Pick out every line that holds the string "arcmin" and copy it.

***

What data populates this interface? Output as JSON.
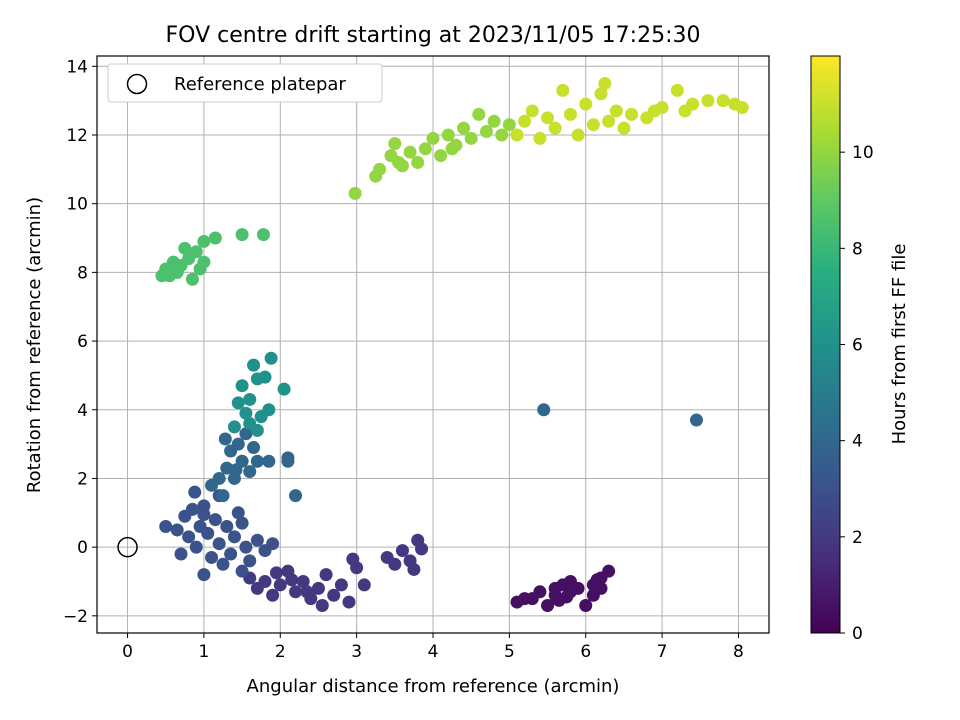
{
  "chart_data": {
    "type": "scatter",
    "title": "FOV centre drift starting at 2023/11/05 17:25:30",
    "xlabel": "Angular distance from reference (arcmin)",
    "ylabel": "Rotation from reference (arcmin)",
    "xlim": [
      -0.4,
      8.4
    ],
    "ylim": [
      -2.5,
      14.3
    ],
    "x_ticks": [
      0,
      1,
      2,
      3,
      4,
      5,
      6,
      7,
      8
    ],
    "y_ticks": [
      -2,
      0,
      2,
      4,
      6,
      8,
      10,
      12,
      14
    ],
    "grid": true,
    "legend": {
      "placement": "top-left",
      "entries": [
        "Reference platepar"
      ]
    },
    "reference_point": {
      "x": 0,
      "y": 0,
      "marker": "hollow-circle"
    },
    "colorbar": {
      "label": "Hours from first FF file",
      "colormap": "viridis",
      "range": [
        0,
        12
      ],
      "ticks": [
        0,
        2,
        4,
        6,
        8,
        10
      ]
    },
    "series": [
      {
        "label_hours": 0.5,
        "points": [
          [
            5.1,
            -1.6
          ],
          [
            5.2,
            -1.5
          ],
          [
            5.3,
            -1.5
          ],
          [
            5.4,
            -1.3
          ],
          [
            5.5,
            -1.7
          ],
          [
            5.6,
            -1.4
          ],
          [
            5.6,
            -1.2
          ],
          [
            5.7,
            -1.1
          ],
          [
            5.8,
            -1.3
          ],
          [
            5.8,
            -1.0
          ],
          [
            5.9,
            -1.2
          ],
          [
            6.0,
            -1.7
          ],
          [
            6.1,
            -1.4
          ],
          [
            6.1,
            -1.1
          ],
          [
            6.2,
            -1.2
          ],
          [
            6.2,
            -0.9
          ],
          [
            6.3,
            -0.7
          ],
          [
            6.15,
            -0.95
          ],
          [
            5.65,
            -1.55
          ],
          [
            5.75,
            -1.45
          ]
        ]
      },
      {
        "label_hours": 2.0,
        "points": [
          [
            1.6,
            -0.9
          ],
          [
            1.7,
            -1.2
          ],
          [
            1.8,
            -1.0
          ],
          [
            1.9,
            -1.4
          ],
          [
            2.0,
            -1.1
          ],
          [
            2.1,
            -0.7
          ],
          [
            2.2,
            -1.3
          ],
          [
            2.3,
            -1.0
          ],
          [
            2.4,
            -1.5
          ],
          [
            2.5,
            -1.2
          ],
          [
            2.6,
            -0.8
          ],
          [
            2.7,
            -1.4
          ],
          [
            2.8,
            -1.1
          ],
          [
            2.9,
            -1.6
          ],
          [
            3.0,
            -0.6
          ],
          [
            3.1,
            -1.1
          ],
          [
            2.95,
            -0.35
          ],
          [
            3.4,
            -0.3
          ],
          [
            3.5,
            -0.5
          ],
          [
            3.6,
            -0.1
          ],
          [
            3.7,
            -0.4
          ],
          [
            3.75,
            -0.65
          ],
          [
            3.8,
            0.2
          ],
          [
            3.85,
            -0.05
          ],
          [
            2.55,
            -1.7
          ],
          [
            2.35,
            -1.3
          ],
          [
            2.15,
            -0.95
          ],
          [
            1.95,
            -0.75
          ]
        ]
      },
      {
        "label_hours": 3.0,
        "points": [
          [
            0.5,
            0.6
          ],
          [
            0.65,
            0.5
          ],
          [
            0.7,
            -0.2
          ],
          [
            0.75,
            0.9
          ],
          [
            0.8,
            0.3
          ],
          [
            0.85,
            1.1
          ],
          [
            0.9,
            0.0
          ],
          [
            0.95,
            0.6
          ],
          [
            1.0,
            -0.8
          ],
          [
            1.0,
            1.2
          ],
          [
            1.05,
            0.4
          ],
          [
            1.1,
            -0.3
          ],
          [
            1.15,
            0.8
          ],
          [
            1.2,
            0.1
          ],
          [
            1.25,
            -0.5
          ],
          [
            1.3,
            0.6
          ],
          [
            1.35,
            -0.2
          ],
          [
            1.4,
            0.3
          ],
          [
            1.45,
            1.0
          ],
          [
            1.5,
            -0.7
          ],
          [
            1.55,
            0.0
          ],
          [
            1.6,
            -0.4
          ],
          [
            1.7,
            0.2
          ],
          [
            1.8,
            -0.1
          ],
          [
            1.9,
            0.1
          ],
          [
            0.88,
            1.6
          ],
          [
            1.0,
            0.95
          ],
          [
            1.2,
            1.5
          ],
          [
            1.5,
            0.7
          ]
        ]
      },
      {
        "label_hours": 4.0,
        "points": [
          [
            1.1,
            1.8
          ],
          [
            1.2,
            2.0
          ],
          [
            1.25,
            1.5
          ],
          [
            1.3,
            2.3
          ],
          [
            1.35,
            2.8
          ],
          [
            1.4,
            2.0
          ],
          [
            1.45,
            3.0
          ],
          [
            1.5,
            2.5
          ],
          [
            1.55,
            3.3
          ],
          [
            1.6,
            2.2
          ],
          [
            1.65,
            2.9
          ],
          [
            1.7,
            2.5
          ],
          [
            1.85,
            2.5
          ],
          [
            2.1,
            2.6
          ],
          [
            2.1,
            2.5
          ],
          [
            2.2,
            1.5
          ],
          [
            5.45,
            4.0
          ],
          [
            7.45,
            3.7
          ],
          [
            1.28,
            3.15
          ],
          [
            1.42,
            2.25
          ]
        ]
      },
      {
        "label_hours": 6.0,
        "points": [
          [
            1.4,
            3.5
          ],
          [
            1.45,
            4.2
          ],
          [
            1.5,
            4.7
          ],
          [
            1.55,
            3.9
          ],
          [
            1.6,
            4.3
          ],
          [
            1.65,
            5.3
          ],
          [
            1.7,
            4.9
          ],
          [
            1.75,
            3.8
          ],
          [
            1.8,
            4.95
          ],
          [
            1.85,
            4.0
          ],
          [
            1.88,
            5.5
          ],
          [
            2.05,
            4.6
          ],
          [
            1.6,
            3.6
          ],
          [
            1.7,
            3.4
          ]
        ]
      },
      {
        "label_hours": 8.5,
        "points": [
          [
            0.45,
            7.9
          ],
          [
            0.5,
            8.1
          ],
          [
            0.55,
            7.9
          ],
          [
            0.6,
            8.3
          ],
          [
            0.65,
            8.0
          ],
          [
            0.7,
            8.2
          ],
          [
            0.75,
            8.7
          ],
          [
            0.8,
            8.4
          ],
          [
            0.85,
            7.8
          ],
          [
            0.9,
            8.6
          ],
          [
            0.95,
            8.1
          ],
          [
            1.0,
            8.3
          ],
          [
            1.0,
            8.9
          ],
          [
            1.15,
            9.0
          ],
          [
            1.5,
            9.1
          ],
          [
            1.78,
            9.1
          ]
        ]
      },
      {
        "label_hours": 10.0,
        "points": [
          [
            2.98,
            10.3
          ],
          [
            3.25,
            10.8
          ],
          [
            3.3,
            11.0
          ],
          [
            3.45,
            11.4
          ],
          [
            3.5,
            11.75
          ],
          [
            3.6,
            11.1
          ],
          [
            3.7,
            11.5
          ],
          [
            3.8,
            11.2
          ],
          [
            3.9,
            11.6
          ],
          [
            4.0,
            11.9
          ],
          [
            4.1,
            11.4
          ],
          [
            4.2,
            12.0
          ],
          [
            4.3,
            11.7
          ],
          [
            4.4,
            12.2
          ],
          [
            4.5,
            11.9
          ],
          [
            4.6,
            12.6
          ],
          [
            4.7,
            12.1
          ],
          [
            4.8,
            12.4
          ],
          [
            4.9,
            12.0
          ],
          [
            5.0,
            12.3
          ],
          [
            3.55,
            11.2
          ],
          [
            4.25,
            11.6
          ]
        ]
      },
      {
        "label_hours": 11.0,
        "points": [
          [
            5.1,
            12.0
          ],
          [
            5.2,
            12.4
          ],
          [
            5.3,
            12.7
          ],
          [
            5.4,
            11.9
          ],
          [
            5.5,
            12.5
          ],
          [
            5.6,
            12.2
          ],
          [
            5.7,
            13.3
          ],
          [
            5.8,
            12.6
          ],
          [
            5.9,
            12.0
          ],
          [
            6.0,
            12.9
          ],
          [
            6.1,
            12.3
          ],
          [
            6.2,
            13.2
          ],
          [
            6.25,
            13.5
          ],
          [
            6.3,
            12.4
          ],
          [
            6.4,
            12.7
          ],
          [
            6.5,
            12.2
          ],
          [
            6.6,
            12.6
          ],
          [
            6.8,
            12.5
          ],
          [
            7.0,
            12.8
          ],
          [
            7.2,
            13.3
          ],
          [
            7.4,
            12.9
          ],
          [
            7.6,
            13.0
          ],
          [
            7.8,
            13.0
          ],
          [
            7.95,
            12.9
          ],
          [
            8.05,
            12.8
          ],
          [
            6.9,
            12.7
          ],
          [
            7.3,
            12.7
          ]
        ]
      }
    ]
  }
}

***

REPLY TO THE EXERCISE:
    "xlabel": "Angular distance from reference (arcmin)",
    "ylabel": "Rotation from reference (arcmin)",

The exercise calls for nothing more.